■ Direction:
Copy everything from the beginning of the material down to and including the line that contains "svg-text:1: 1 — [232, 429, 247, 461]", without changing anything.

■ Data entries:

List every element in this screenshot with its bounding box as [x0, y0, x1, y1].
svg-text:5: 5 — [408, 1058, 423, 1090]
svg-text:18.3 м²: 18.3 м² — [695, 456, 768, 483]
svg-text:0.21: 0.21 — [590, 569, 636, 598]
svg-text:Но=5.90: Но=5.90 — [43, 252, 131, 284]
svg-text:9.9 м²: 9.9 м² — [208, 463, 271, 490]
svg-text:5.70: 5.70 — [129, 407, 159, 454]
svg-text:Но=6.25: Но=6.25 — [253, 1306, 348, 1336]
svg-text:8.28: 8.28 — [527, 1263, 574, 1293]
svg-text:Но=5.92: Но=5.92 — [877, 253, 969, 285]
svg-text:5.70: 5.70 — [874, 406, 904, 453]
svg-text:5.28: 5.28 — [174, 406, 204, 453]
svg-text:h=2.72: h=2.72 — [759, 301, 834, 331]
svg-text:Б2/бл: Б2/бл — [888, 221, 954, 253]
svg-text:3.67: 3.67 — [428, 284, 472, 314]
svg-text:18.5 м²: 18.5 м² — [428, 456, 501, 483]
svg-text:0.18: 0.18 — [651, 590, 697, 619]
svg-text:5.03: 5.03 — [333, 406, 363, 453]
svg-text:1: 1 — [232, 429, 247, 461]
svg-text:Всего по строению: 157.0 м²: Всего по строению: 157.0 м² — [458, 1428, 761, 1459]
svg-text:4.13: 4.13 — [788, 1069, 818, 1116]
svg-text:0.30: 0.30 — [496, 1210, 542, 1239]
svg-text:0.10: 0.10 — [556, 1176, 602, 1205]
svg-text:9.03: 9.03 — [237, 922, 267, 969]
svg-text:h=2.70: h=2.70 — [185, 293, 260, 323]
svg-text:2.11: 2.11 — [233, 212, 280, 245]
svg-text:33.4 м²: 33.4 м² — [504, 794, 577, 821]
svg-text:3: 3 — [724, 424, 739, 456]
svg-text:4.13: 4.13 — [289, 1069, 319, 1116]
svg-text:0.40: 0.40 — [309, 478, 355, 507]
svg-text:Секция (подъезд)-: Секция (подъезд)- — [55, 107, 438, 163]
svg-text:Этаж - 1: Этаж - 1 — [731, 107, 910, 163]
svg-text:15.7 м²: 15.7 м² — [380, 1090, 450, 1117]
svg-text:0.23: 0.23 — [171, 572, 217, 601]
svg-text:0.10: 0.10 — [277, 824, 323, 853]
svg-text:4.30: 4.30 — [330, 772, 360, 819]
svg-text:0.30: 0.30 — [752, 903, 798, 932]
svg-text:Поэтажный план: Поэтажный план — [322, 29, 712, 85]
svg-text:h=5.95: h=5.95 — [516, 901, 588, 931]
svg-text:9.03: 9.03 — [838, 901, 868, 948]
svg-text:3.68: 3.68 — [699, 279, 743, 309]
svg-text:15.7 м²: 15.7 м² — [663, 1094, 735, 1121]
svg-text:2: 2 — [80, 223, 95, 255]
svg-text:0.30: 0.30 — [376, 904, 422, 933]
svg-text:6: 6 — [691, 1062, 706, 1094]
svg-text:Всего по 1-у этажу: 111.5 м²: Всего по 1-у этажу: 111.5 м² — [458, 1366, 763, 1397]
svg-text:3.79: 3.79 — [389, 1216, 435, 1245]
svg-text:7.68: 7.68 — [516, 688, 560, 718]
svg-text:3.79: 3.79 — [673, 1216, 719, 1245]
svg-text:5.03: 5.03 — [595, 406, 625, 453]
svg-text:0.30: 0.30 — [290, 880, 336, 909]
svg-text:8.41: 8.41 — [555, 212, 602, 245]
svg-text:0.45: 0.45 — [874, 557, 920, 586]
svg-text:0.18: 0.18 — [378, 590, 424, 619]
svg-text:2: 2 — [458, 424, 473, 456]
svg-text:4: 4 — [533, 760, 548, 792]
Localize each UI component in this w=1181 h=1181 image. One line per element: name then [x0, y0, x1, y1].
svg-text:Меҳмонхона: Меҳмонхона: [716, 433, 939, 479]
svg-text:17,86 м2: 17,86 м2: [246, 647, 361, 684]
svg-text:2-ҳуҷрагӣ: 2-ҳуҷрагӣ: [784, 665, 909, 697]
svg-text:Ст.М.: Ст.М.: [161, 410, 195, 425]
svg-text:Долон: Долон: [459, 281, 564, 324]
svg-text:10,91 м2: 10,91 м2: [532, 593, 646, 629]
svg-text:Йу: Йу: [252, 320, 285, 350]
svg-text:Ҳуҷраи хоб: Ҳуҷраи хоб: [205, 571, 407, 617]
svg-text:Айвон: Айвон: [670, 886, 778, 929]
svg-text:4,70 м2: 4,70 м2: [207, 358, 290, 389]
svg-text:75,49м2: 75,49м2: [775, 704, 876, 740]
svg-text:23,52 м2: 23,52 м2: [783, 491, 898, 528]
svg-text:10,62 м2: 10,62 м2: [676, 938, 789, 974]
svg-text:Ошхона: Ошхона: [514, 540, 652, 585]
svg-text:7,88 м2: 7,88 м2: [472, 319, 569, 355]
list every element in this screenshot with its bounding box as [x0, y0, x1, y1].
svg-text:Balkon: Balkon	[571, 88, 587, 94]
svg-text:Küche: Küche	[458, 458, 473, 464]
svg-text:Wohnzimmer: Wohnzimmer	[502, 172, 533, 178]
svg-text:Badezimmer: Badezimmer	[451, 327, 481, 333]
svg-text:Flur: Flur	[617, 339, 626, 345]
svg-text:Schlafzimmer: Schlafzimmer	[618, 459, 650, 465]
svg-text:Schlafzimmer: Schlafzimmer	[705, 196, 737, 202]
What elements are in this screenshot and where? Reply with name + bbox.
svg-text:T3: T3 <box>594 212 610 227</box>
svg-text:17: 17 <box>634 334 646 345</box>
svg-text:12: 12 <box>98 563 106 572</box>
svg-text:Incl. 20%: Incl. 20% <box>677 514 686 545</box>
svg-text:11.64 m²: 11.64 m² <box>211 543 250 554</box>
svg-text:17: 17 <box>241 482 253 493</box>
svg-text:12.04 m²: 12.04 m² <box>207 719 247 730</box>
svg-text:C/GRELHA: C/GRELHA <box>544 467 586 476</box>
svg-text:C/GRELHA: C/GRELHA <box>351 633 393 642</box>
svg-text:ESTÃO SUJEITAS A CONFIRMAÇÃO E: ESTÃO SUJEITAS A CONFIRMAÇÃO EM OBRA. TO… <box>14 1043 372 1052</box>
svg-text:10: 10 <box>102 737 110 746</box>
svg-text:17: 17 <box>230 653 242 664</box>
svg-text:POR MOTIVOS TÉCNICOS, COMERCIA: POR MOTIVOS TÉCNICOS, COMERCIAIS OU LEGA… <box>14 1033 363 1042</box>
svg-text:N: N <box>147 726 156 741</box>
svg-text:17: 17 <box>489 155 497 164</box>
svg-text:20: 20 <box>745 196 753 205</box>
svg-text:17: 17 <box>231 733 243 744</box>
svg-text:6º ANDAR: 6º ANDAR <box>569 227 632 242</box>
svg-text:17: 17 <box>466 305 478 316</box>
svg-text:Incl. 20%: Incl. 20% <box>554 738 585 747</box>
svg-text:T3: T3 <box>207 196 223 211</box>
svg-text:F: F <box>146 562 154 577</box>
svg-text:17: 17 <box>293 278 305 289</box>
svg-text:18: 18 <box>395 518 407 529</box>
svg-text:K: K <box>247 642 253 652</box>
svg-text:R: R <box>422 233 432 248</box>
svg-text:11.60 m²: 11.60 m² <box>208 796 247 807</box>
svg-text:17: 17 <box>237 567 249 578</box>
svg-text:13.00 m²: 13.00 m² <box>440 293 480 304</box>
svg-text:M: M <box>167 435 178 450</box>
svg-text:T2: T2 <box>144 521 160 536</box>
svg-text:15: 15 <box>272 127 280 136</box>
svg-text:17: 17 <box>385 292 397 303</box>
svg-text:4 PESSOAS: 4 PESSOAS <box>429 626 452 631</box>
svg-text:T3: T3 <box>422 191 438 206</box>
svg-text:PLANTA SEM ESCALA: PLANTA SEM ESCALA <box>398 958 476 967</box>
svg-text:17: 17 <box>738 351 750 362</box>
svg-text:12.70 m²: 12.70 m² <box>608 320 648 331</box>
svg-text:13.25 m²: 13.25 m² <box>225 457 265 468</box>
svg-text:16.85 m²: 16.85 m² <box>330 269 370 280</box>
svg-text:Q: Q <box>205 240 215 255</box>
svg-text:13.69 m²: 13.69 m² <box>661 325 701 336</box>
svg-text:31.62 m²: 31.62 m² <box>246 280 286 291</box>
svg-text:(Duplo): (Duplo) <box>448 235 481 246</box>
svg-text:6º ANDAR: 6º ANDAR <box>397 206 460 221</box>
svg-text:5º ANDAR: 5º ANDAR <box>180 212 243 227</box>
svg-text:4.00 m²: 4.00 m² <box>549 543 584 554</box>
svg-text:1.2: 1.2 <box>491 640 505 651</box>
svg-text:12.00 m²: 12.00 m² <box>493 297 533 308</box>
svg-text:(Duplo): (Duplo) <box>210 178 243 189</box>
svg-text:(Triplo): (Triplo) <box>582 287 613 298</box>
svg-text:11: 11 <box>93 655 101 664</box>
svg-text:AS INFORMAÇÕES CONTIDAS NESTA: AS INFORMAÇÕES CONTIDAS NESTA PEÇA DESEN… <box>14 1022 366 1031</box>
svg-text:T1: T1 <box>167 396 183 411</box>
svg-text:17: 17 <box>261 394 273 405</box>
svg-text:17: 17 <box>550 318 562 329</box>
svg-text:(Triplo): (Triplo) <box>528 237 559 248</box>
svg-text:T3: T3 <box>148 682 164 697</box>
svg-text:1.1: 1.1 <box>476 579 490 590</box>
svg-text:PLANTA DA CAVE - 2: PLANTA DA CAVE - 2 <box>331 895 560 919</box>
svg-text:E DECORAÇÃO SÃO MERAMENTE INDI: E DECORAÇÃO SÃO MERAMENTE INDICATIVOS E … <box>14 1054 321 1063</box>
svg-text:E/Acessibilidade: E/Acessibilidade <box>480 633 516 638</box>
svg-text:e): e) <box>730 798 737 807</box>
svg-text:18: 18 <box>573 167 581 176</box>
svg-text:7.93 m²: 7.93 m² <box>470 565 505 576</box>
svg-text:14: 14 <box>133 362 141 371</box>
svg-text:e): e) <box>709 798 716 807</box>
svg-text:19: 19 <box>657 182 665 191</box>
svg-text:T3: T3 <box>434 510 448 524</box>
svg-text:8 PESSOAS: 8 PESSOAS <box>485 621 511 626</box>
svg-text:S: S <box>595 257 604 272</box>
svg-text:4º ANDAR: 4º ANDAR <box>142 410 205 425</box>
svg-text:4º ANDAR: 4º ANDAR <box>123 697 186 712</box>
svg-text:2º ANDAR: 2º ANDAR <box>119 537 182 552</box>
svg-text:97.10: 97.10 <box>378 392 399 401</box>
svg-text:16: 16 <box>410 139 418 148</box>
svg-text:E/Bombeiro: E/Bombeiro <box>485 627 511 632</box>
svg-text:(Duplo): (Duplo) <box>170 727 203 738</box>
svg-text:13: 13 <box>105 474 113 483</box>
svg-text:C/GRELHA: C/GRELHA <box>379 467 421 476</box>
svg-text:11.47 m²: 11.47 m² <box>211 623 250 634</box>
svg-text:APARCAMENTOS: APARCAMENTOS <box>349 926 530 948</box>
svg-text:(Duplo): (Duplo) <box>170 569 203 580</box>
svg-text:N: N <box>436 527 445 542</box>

■ Exercise solution:
List every element in this screenshot with its bounding box as [x0, y0, x1, y1].
svg-text:5: 5 — [408, 1058, 423, 1090]
svg-text:18.3 м²: 18.3 м² — [695, 456, 768, 483]
svg-text:0.21: 0.21 — [590, 569, 636, 598]
svg-text:Но=5.90: Но=5.90 — [43, 252, 131, 284]
svg-text:9.9 м²: 9.9 м² — [208, 463, 271, 490]
svg-text:5.70: 5.70 — [129, 407, 159, 454]
svg-text:Но=6.25: Но=6.25 — [253, 1306, 348, 1336]
svg-text:8.28: 8.28 — [527, 1263, 574, 1293]
svg-text:Но=5.92: Но=5.92 — [877, 253, 969, 285]
svg-text:5.70: 5.70 — [874, 406, 904, 453]
svg-text:5.28: 5.28 — [174, 406, 204, 453]
svg-text:h=2.72: h=2.72 — [759, 301, 834, 331]
svg-text:Б2/бл: Б2/бл — [888, 221, 954, 253]
svg-text:3.67: 3.67 — [428, 284, 472, 314]
svg-text:18.5 м²: 18.5 м² — [428, 456, 501, 483]
svg-text:0.18: 0.18 — [651, 590, 697, 619]
svg-text:5.03: 5.03 — [333, 406, 363, 453]
svg-text:1: 1 — [232, 429, 247, 461]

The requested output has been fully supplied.